What is expected
Search the listing below for the word "Labor" and copy each line that holds it.

Record set
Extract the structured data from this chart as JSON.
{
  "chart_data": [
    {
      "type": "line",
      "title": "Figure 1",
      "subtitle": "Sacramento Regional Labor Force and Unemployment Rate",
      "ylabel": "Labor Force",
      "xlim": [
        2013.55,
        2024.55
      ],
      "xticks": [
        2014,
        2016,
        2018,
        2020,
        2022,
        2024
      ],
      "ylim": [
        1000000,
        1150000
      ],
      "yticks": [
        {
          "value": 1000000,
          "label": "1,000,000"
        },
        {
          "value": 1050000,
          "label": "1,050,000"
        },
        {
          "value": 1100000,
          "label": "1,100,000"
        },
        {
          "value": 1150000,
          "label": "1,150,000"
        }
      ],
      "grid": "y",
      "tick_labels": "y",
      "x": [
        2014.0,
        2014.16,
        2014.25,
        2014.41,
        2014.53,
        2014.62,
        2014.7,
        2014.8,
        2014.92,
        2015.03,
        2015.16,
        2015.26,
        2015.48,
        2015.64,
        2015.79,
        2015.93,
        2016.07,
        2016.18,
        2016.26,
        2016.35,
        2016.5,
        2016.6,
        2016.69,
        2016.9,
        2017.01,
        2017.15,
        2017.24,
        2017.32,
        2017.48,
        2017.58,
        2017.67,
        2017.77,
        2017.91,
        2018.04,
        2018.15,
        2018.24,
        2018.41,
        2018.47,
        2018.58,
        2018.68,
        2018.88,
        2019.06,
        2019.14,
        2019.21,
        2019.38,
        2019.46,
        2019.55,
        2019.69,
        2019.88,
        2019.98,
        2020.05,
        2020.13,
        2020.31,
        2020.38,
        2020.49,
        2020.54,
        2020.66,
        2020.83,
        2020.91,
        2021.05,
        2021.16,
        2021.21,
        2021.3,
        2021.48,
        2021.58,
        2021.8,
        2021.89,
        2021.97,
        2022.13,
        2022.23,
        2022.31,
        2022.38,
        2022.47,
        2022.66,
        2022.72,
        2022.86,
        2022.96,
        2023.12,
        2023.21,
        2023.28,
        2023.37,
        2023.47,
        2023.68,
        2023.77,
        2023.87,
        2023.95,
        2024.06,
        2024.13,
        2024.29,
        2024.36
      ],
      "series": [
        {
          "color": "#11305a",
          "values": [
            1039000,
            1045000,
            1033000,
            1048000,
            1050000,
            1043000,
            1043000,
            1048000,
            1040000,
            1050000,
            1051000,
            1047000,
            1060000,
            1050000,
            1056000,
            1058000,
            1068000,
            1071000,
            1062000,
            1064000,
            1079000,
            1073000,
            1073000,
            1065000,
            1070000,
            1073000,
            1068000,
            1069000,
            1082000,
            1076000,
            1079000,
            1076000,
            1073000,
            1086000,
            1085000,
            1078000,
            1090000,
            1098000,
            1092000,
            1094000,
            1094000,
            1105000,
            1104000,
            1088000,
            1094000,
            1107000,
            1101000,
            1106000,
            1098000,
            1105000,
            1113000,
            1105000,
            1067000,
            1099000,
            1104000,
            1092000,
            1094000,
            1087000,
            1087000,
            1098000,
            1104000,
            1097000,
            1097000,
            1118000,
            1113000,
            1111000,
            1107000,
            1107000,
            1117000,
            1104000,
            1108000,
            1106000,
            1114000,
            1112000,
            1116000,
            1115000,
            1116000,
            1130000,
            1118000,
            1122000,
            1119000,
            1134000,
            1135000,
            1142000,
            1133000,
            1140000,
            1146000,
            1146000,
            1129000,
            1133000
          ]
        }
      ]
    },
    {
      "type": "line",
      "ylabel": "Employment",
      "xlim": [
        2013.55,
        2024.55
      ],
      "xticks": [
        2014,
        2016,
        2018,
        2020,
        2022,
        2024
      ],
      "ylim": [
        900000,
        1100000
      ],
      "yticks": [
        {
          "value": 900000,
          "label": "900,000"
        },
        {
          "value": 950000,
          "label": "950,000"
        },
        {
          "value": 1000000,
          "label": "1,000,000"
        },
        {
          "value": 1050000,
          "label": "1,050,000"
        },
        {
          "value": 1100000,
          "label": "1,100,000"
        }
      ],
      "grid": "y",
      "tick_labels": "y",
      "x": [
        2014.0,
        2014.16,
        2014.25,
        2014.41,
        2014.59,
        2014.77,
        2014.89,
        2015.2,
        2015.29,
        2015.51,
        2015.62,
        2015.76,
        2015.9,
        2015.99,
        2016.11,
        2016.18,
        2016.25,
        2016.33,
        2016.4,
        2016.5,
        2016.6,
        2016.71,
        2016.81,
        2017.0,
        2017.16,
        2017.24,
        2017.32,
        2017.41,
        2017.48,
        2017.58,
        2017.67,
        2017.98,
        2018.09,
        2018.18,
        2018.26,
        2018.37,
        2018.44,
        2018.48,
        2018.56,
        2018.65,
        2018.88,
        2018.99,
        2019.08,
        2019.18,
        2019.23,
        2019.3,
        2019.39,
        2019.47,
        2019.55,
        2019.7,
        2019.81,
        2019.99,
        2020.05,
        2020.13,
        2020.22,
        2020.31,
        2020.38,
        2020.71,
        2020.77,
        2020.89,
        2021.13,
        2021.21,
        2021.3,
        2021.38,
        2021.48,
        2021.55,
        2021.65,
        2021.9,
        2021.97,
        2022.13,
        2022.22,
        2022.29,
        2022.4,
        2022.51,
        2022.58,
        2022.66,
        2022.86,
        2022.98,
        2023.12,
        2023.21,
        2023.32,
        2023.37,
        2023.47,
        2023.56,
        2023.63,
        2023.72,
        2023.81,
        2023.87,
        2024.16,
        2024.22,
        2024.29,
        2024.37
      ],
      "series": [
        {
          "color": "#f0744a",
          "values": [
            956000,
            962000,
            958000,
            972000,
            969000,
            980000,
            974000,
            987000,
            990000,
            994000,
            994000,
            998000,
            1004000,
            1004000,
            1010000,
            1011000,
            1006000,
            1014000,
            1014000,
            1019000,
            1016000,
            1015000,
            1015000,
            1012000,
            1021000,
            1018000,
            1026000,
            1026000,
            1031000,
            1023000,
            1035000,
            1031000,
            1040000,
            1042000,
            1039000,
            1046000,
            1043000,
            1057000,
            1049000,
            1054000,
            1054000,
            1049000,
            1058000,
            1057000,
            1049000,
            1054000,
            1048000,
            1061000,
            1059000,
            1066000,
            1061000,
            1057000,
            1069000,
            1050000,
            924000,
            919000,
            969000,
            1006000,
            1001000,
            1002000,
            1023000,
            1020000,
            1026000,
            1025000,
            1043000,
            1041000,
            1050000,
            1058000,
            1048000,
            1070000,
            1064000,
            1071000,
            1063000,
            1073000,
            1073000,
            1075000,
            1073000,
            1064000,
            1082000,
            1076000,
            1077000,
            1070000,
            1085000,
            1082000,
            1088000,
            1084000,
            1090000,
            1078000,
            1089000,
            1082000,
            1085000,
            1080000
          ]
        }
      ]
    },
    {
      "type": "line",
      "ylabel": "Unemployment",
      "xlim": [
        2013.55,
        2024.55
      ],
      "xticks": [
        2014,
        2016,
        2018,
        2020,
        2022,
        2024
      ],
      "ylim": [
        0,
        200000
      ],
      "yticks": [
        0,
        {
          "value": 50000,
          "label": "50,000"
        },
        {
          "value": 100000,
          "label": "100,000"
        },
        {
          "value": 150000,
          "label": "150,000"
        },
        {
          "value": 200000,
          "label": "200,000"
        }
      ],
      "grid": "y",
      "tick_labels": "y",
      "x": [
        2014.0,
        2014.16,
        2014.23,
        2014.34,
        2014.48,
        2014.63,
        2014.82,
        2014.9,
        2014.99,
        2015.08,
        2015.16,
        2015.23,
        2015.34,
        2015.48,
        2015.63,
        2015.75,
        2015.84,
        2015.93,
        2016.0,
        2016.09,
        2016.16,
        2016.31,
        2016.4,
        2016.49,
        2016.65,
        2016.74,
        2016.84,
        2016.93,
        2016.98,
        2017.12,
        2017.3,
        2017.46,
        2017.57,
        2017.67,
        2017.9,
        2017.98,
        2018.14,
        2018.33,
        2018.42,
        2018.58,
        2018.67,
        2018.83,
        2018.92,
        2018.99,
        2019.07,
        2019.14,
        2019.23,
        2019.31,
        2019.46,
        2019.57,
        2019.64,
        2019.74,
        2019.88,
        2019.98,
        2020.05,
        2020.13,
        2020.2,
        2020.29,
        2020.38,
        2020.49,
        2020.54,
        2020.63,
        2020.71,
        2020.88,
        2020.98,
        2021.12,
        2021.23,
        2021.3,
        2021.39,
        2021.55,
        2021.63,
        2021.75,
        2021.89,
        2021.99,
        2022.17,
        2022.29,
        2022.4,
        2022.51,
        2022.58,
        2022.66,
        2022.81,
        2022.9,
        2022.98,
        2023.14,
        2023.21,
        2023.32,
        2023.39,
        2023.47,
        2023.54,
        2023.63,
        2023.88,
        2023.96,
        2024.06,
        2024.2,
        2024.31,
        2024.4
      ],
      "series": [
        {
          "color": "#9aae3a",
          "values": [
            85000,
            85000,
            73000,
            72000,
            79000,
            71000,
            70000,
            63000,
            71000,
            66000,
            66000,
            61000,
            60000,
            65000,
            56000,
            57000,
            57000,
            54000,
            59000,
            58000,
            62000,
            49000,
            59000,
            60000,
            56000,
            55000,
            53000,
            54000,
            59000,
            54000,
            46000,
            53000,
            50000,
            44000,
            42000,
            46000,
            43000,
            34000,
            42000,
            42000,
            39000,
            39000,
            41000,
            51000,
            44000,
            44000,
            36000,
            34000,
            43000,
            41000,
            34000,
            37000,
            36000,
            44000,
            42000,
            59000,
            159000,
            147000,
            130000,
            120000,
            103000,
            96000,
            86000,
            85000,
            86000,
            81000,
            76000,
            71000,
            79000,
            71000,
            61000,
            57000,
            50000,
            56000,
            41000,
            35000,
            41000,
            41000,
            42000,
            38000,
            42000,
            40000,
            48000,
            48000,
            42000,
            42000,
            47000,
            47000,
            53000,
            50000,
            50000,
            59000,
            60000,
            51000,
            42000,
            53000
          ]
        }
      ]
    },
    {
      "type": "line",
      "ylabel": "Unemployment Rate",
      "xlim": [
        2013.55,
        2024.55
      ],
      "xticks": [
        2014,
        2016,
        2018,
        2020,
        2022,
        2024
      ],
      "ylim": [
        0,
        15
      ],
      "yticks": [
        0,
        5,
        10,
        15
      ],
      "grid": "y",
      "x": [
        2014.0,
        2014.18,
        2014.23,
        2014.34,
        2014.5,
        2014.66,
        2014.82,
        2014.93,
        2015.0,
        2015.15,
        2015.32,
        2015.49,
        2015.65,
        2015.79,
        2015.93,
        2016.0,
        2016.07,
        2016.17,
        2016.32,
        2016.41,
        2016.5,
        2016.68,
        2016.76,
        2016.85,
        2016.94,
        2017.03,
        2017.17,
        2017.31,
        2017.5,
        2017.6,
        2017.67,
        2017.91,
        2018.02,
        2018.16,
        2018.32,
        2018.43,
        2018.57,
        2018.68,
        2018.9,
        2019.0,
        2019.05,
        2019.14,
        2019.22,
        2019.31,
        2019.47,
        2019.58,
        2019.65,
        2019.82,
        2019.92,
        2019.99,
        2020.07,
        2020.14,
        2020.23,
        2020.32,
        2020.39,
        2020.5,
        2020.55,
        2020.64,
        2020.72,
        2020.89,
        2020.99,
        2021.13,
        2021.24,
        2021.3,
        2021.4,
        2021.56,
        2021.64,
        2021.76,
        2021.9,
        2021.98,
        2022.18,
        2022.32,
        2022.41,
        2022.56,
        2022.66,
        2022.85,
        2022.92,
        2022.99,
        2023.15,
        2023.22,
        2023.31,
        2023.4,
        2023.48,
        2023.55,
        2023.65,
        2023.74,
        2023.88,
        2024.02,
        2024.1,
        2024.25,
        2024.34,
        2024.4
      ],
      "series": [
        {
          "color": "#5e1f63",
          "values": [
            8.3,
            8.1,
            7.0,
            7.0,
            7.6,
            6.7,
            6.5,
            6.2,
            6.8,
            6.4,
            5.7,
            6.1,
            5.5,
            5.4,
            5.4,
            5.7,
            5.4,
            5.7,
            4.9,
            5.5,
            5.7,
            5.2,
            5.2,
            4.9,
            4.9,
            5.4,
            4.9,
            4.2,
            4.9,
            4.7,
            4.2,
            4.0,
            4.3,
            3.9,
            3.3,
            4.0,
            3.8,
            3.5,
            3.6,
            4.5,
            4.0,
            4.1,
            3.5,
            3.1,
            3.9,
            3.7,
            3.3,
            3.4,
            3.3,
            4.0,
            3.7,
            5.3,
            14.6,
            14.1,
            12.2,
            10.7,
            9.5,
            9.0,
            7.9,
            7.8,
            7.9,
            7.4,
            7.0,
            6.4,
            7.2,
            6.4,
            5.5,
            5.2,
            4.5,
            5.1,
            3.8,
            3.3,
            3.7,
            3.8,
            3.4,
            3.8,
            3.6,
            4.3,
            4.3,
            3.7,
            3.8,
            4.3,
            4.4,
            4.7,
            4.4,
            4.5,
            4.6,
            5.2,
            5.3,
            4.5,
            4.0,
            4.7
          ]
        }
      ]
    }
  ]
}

Written answer
      "subtitle": "Sacramento Regional Labor Force and Unemployment Rate",
      "ylabel": "Labor Force",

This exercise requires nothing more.